* [Exercise instructions]:
Listed below are entries; give the number of lines among them that include "text", and only that number.

(Data records)
* * * *
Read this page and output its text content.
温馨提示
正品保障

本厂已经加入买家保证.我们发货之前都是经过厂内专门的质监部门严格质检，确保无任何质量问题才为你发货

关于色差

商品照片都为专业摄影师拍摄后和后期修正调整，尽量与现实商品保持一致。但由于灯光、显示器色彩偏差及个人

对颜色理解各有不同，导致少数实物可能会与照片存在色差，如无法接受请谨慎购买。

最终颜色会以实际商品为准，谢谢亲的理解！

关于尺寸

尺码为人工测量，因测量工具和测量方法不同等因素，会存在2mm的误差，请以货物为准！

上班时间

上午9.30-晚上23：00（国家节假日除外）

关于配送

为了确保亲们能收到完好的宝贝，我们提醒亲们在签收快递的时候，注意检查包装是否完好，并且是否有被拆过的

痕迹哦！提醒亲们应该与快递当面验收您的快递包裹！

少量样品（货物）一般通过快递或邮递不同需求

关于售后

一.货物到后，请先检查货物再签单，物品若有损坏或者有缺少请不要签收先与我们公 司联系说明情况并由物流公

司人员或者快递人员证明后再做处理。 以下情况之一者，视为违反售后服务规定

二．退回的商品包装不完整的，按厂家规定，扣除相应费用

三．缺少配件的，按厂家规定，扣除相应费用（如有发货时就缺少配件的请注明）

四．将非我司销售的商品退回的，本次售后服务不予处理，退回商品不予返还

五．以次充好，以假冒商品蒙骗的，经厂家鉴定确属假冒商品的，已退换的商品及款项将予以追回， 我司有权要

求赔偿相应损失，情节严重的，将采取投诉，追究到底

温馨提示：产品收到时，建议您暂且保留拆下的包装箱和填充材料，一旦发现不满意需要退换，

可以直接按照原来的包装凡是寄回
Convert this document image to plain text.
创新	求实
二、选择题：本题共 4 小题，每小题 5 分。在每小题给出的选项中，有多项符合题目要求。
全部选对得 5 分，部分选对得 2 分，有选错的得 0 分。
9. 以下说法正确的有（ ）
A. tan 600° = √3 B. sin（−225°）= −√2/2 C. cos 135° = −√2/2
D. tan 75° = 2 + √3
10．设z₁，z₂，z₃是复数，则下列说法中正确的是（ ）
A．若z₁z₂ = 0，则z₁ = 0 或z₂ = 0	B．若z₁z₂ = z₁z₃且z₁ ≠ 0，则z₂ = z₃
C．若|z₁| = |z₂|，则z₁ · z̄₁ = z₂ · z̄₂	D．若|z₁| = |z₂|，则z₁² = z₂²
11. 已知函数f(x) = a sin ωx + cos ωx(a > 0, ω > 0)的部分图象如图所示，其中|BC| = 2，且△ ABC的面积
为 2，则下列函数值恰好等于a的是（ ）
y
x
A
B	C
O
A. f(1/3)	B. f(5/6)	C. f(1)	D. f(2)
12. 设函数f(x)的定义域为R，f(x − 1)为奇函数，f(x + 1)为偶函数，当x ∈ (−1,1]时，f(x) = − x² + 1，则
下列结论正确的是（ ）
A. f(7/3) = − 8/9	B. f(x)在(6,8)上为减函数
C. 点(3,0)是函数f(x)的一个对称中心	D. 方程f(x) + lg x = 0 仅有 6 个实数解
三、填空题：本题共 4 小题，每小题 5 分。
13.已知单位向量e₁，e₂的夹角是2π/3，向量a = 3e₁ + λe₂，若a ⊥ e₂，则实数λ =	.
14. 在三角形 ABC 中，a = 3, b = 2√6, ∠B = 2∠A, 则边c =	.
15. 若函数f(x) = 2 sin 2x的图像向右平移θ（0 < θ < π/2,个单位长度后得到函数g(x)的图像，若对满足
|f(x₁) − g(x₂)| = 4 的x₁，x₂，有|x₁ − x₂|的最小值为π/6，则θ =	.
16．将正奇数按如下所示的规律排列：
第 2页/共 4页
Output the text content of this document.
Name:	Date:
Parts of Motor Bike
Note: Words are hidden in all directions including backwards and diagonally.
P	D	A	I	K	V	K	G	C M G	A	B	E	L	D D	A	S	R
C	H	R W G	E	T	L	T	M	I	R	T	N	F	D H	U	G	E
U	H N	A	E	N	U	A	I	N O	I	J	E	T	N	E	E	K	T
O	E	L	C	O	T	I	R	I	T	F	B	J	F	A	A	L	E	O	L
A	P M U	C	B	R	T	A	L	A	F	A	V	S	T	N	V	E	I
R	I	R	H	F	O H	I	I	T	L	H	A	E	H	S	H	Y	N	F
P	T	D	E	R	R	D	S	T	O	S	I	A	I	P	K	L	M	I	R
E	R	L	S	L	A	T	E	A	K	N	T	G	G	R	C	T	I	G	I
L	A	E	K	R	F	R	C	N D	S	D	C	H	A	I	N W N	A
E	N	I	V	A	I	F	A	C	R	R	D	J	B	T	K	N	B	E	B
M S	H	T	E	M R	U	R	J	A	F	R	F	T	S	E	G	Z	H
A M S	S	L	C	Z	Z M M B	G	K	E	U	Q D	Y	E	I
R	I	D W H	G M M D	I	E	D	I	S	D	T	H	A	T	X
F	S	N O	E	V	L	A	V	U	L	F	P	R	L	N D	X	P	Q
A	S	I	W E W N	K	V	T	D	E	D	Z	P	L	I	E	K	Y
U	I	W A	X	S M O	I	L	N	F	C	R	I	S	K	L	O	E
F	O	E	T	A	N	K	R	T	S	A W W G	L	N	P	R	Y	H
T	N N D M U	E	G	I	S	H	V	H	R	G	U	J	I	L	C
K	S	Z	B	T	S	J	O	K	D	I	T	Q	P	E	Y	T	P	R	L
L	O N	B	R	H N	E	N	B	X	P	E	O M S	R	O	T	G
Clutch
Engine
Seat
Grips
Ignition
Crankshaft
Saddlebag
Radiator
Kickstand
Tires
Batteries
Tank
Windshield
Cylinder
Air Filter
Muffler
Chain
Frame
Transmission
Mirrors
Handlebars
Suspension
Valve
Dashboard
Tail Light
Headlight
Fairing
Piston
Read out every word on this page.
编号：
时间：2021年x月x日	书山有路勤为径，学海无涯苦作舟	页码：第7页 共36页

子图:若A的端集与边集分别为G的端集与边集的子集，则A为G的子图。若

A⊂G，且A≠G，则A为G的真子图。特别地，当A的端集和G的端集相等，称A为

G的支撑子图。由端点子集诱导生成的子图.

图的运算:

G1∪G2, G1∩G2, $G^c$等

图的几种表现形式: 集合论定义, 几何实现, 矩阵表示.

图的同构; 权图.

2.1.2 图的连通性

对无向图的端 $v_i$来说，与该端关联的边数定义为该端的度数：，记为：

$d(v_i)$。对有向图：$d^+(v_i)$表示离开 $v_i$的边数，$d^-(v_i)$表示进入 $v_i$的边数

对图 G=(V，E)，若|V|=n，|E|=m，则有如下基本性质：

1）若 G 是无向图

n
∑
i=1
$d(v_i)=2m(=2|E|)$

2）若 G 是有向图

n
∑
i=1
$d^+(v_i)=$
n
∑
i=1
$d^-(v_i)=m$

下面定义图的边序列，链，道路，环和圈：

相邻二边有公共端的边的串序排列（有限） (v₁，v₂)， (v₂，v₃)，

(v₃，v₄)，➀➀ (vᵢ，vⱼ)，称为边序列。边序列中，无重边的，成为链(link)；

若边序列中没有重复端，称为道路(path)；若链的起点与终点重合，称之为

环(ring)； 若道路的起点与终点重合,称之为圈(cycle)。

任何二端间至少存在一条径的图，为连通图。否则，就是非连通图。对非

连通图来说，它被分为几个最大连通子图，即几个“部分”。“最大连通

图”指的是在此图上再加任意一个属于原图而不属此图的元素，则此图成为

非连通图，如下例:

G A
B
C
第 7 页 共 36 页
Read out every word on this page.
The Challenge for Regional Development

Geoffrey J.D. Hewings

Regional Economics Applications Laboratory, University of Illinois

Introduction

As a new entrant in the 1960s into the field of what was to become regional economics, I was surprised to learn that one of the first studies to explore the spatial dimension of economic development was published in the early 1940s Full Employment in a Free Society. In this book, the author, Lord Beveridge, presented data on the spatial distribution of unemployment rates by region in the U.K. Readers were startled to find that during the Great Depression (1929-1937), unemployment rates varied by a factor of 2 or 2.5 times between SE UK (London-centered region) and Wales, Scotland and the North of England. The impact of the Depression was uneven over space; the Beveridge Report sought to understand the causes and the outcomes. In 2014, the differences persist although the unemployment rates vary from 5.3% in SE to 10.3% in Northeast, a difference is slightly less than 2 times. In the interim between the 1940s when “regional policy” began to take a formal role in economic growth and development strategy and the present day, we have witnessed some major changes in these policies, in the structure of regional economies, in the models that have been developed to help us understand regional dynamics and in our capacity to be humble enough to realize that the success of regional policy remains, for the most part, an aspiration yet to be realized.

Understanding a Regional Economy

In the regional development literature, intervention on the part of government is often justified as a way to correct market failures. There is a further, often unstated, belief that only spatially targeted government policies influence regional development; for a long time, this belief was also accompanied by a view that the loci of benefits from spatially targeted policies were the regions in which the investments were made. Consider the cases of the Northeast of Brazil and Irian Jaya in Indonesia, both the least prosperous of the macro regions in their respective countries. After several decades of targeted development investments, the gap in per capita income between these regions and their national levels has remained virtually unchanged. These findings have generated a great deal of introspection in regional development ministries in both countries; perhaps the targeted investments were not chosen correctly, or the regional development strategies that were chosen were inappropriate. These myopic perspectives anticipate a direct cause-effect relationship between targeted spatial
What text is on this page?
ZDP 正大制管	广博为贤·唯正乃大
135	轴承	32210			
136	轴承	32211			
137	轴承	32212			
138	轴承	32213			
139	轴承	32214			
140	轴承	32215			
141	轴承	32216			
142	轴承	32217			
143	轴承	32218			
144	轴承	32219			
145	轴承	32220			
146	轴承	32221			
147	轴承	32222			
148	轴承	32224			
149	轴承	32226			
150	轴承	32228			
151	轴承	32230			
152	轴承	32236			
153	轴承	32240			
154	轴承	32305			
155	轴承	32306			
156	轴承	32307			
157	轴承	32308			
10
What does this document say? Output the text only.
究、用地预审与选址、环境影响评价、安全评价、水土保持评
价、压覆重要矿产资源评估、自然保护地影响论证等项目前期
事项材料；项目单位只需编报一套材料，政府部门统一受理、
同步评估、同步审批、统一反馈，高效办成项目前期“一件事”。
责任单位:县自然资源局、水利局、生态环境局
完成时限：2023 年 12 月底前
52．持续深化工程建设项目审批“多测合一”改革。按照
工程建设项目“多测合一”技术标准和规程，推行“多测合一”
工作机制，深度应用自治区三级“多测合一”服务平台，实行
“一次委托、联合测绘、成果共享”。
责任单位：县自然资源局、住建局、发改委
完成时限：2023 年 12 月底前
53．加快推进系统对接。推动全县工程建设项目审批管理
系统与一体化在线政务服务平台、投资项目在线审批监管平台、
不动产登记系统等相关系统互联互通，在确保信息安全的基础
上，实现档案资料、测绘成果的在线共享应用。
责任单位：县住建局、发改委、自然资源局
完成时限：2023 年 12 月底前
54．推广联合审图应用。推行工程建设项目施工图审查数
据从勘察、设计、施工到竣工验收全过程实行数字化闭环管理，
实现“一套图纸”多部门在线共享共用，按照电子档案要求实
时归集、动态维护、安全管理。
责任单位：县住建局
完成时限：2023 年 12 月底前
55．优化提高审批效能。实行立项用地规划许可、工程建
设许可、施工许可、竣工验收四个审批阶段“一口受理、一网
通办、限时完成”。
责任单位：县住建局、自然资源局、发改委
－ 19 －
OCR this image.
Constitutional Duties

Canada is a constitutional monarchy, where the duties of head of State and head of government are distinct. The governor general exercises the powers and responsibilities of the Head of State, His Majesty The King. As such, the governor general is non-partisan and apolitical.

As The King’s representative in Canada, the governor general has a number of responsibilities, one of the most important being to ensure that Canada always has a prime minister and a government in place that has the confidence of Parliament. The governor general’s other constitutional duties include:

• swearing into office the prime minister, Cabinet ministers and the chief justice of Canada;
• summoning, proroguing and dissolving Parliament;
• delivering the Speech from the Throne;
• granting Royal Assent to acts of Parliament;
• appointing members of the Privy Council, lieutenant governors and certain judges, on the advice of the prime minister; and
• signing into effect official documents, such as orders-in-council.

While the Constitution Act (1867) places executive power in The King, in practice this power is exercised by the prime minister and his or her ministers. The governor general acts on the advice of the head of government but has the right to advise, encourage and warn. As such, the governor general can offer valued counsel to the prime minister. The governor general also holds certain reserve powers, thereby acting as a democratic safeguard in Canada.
* * * *
* [Solution to this exercise]:
5